§ **GIVEN TASK**:
Reproduce every entry exactly and leave its pictures out.

[Data extracted from a collection]

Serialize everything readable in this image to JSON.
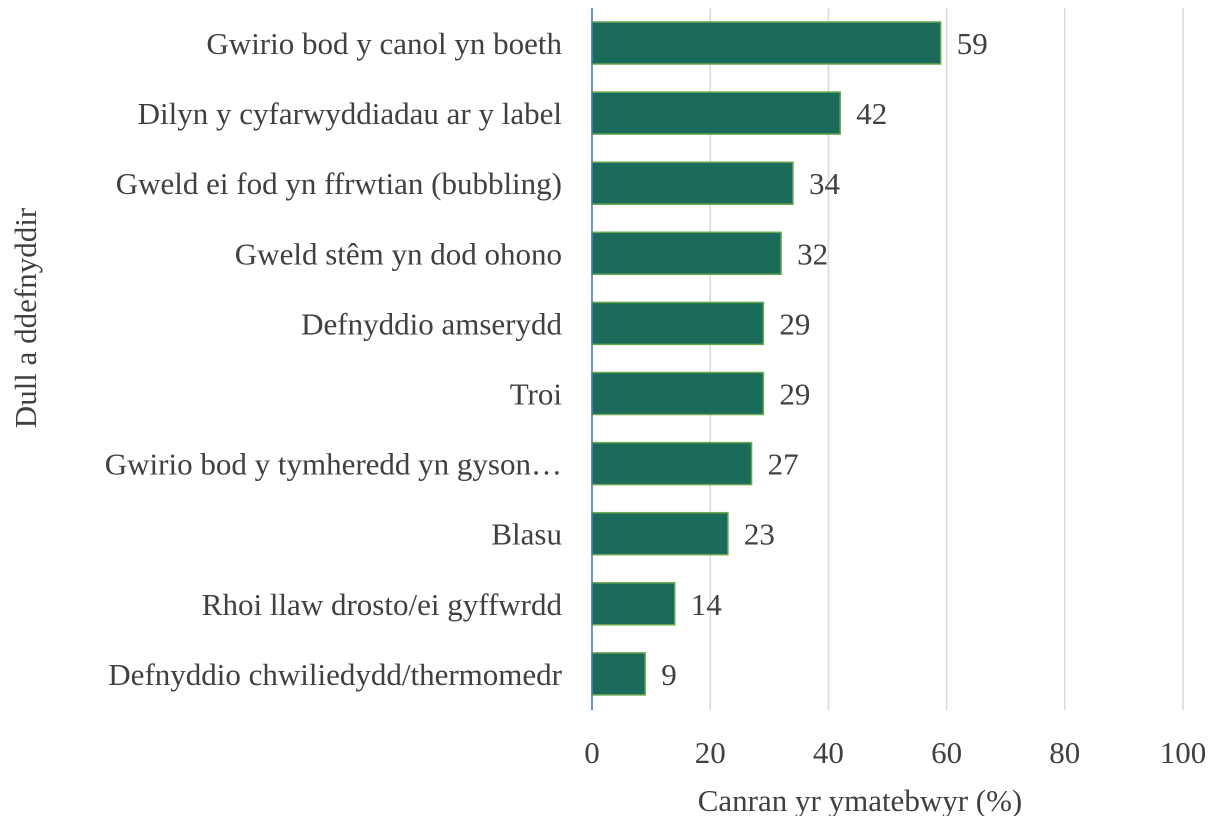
{
  "chart_data": {
    "type": "bar",
    "orientation": "horizontal",
    "categories": [
      "Gwirio bod y canol yn boeth",
      "Dilyn y cyfarwyddiadau ar y label",
      "Gweld ei fod yn ffrwtian (bubbling)",
      "Gweld stêm yn dod ohono",
      "Defnyddio amserydd",
      "Troi",
      "Gwirio bod y tymheredd yn gyson…",
      "Blasu",
      "Rhoi llaw drosto/ei gyffwrdd",
      "Defnyddio chwiliedydd/thermomedr"
    ],
    "values": [
      59,
      42,
      34,
      32,
      29,
      29,
      27,
      23,
      14,
      9
    ],
    "xlabel": "Canran yr ymatebwyr (%)",
    "ylabel": "Dull a ddefnyddir",
    "xlim": [
      0,
      100
    ],
    "xticks": [
      0,
      20,
      40,
      60,
      80,
      100
    ],
    "grid": "vertical",
    "data_labels": true,
    "bar_color": "#1b6b5a",
    "bar_edge_color": "#6aa84f",
    "axis_color": "#4472c4",
    "grid_color": "#d9d9d9",
    "text_color": "#404040"
  }
}
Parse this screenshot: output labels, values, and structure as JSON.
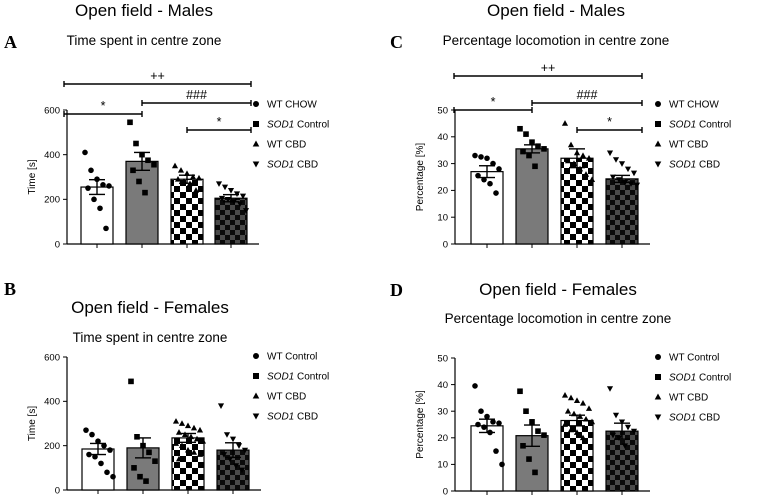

§ **TASK ANSWER**:
Serialize everything readable in this image to JSON.
{
  "chart_data": {
    "type": "bar",
    "orientation": "horizontal",
    "categories": [
      "Gwirio bod y canol yn boeth",
      "Dilyn y cyfarwyddiadau ar y label",
      "Gweld ei fod yn ffrwtian (bubbling)",
      "Gweld stêm yn dod ohono",
      "Defnyddio amserydd",
      "Troi",
      "Gwirio bod y tymheredd yn gyson…",
      "Blasu",
      "Rhoi llaw drosto/ei gyffwrdd",
      "Defnyddio chwiliedydd/thermomedr"
    ],
    "values": [
      59,
      42,
      34,
      32,
      29,
      29,
      27,
      23,
      14,
      9
    ],
    "xlabel": "Canran yr ymatebwyr (%)",
    "ylabel": "Dull a ddefnyddir",
    "xlim": [
      0,
      100
    ],
    "xticks": [
      0,
      20,
      40,
      60,
      80,
      100
    ],
    "grid": "vertical",
    "data_labels": true,
    "bar_color": "#1b6b5a",
    "bar_edge_color": "#6aa84f",
    "axis_color": "#4472c4",
    "grid_color": "#d9d9d9",
    "text_color": "#404040"
  }
}
Parse this screenshot: output labels, values, and structure as JSON.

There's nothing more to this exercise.